**Aim of the exercise:**
Would you pull out every line of the material that contains the string "deposition"?

Available records start

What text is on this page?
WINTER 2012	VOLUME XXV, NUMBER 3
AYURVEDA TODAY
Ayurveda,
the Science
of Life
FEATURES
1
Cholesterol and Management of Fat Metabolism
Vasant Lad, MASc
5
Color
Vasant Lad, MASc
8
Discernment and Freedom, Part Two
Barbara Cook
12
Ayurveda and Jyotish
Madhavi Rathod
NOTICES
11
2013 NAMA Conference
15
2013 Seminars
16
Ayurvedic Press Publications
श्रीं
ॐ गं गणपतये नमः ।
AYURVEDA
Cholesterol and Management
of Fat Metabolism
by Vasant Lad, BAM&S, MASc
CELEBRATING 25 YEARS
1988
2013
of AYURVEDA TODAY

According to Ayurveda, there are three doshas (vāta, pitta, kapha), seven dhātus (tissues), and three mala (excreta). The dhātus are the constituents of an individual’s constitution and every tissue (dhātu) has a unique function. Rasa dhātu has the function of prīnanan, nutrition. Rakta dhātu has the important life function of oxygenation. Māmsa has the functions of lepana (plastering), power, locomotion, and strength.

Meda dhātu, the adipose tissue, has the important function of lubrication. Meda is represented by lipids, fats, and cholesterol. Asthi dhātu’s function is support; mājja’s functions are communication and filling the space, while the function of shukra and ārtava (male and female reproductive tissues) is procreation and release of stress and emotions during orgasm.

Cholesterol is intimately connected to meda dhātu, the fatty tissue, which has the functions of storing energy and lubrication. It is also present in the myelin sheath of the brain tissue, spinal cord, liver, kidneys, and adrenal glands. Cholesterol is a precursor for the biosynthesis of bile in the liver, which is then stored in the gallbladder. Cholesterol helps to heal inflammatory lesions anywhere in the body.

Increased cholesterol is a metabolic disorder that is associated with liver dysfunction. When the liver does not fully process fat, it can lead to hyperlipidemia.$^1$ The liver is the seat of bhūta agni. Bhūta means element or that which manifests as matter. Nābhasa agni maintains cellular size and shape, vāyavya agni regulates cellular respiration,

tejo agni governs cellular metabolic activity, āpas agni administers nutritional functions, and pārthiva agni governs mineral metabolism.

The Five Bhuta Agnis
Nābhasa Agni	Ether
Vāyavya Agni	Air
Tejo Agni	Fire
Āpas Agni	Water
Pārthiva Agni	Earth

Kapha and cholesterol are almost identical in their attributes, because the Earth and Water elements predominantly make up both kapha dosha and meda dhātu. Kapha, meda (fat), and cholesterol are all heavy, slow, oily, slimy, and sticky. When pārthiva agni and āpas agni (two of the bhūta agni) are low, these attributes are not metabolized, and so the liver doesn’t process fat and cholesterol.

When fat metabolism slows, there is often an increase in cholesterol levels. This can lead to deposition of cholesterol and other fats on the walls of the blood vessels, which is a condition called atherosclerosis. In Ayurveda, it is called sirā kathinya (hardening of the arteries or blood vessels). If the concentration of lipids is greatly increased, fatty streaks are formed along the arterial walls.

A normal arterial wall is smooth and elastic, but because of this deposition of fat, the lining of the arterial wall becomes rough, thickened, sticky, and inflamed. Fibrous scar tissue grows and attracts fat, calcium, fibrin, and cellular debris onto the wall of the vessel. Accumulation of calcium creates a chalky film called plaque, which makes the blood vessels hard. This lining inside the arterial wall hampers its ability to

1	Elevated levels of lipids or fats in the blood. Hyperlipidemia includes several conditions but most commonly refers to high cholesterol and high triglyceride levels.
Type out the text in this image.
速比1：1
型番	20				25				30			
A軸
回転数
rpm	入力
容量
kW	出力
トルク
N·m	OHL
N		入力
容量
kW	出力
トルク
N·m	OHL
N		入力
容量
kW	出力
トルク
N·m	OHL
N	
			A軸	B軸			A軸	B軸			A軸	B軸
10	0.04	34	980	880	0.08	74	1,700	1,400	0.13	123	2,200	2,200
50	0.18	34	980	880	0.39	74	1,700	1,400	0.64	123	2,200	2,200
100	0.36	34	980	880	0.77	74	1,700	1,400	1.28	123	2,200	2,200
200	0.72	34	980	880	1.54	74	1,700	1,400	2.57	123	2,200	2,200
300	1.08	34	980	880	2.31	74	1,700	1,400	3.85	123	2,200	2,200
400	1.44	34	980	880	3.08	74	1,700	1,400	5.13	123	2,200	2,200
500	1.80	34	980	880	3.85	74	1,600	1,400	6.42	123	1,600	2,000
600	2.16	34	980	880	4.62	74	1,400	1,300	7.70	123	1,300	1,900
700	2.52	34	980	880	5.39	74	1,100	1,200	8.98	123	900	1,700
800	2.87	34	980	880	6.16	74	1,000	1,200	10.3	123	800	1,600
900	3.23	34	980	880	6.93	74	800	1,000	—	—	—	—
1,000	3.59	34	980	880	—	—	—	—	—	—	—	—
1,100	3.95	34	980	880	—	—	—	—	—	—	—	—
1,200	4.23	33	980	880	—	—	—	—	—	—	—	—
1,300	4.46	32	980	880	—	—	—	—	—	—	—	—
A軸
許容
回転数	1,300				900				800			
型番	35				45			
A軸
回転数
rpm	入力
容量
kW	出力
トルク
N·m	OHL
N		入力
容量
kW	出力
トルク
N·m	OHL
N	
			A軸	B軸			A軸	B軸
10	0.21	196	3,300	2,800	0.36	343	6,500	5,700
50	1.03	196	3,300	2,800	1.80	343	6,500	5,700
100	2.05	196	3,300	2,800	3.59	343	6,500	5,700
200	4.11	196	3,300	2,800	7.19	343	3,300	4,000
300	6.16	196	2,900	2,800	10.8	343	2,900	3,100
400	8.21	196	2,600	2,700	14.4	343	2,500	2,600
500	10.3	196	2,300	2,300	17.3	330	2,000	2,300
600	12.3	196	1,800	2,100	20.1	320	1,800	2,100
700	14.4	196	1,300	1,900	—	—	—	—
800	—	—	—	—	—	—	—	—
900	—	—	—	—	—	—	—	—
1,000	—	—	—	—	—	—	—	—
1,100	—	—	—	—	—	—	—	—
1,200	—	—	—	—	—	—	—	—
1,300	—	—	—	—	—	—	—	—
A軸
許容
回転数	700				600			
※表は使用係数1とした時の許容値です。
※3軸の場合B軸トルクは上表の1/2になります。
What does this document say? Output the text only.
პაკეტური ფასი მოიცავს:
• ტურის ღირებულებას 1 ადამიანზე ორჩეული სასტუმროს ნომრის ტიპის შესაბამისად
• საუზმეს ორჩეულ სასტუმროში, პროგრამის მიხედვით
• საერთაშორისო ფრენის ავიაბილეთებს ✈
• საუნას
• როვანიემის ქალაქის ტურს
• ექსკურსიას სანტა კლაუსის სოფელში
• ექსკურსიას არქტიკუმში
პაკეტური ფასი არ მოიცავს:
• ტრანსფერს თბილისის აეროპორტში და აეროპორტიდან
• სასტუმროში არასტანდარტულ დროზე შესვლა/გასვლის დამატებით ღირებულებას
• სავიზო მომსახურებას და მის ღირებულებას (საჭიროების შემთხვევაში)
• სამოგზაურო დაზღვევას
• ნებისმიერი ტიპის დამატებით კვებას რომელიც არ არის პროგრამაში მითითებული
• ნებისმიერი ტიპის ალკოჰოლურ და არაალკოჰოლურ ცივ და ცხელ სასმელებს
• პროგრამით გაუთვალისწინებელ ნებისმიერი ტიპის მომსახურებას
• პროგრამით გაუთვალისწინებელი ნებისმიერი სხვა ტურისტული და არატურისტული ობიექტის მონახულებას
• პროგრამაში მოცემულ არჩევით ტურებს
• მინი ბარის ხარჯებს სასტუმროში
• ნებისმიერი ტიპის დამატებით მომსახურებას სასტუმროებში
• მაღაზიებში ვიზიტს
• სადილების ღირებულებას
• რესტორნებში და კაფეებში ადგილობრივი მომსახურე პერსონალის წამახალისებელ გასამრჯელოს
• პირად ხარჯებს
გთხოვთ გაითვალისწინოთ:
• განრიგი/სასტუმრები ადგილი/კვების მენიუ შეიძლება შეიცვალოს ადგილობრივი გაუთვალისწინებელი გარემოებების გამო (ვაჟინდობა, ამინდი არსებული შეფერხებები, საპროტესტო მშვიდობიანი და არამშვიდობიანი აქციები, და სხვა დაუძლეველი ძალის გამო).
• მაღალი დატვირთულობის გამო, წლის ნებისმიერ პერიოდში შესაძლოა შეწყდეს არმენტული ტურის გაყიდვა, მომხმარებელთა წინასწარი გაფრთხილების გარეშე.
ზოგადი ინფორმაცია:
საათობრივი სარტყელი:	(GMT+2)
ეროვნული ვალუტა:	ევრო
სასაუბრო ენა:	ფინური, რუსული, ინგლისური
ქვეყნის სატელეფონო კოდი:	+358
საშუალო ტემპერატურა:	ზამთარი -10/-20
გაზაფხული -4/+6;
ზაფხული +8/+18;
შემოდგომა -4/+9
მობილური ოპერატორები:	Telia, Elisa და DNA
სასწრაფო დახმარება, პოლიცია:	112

Available records end

**Exercise response:**
When fat metabolism slows, there is often an increase in cholesterol levels. This can lead to deposition of cholesterol and other fats on the walls of the blood vessels, which is a condition called atherosclerosis. In Ayurveda, it is called sirā kathinya (hardening of the arteries or blood vessels). If the concentration of lipids is greatly increased, fatty streaks are formed along the arterial walls.
A normal arterial wall is smooth and elastic, but because of this deposition of fat, the lining of the arterial wall becomes rough, thickened, sticky, and inflamed. Fibrous scar tissue grows and attracts fat, calcium, fibrin, and cellular debris onto the wall of the vessel. Accumulation of calcium creates a chalky film called plaque, which makes the blood vessels hard. This lining inside the arterial wall hampers its ability to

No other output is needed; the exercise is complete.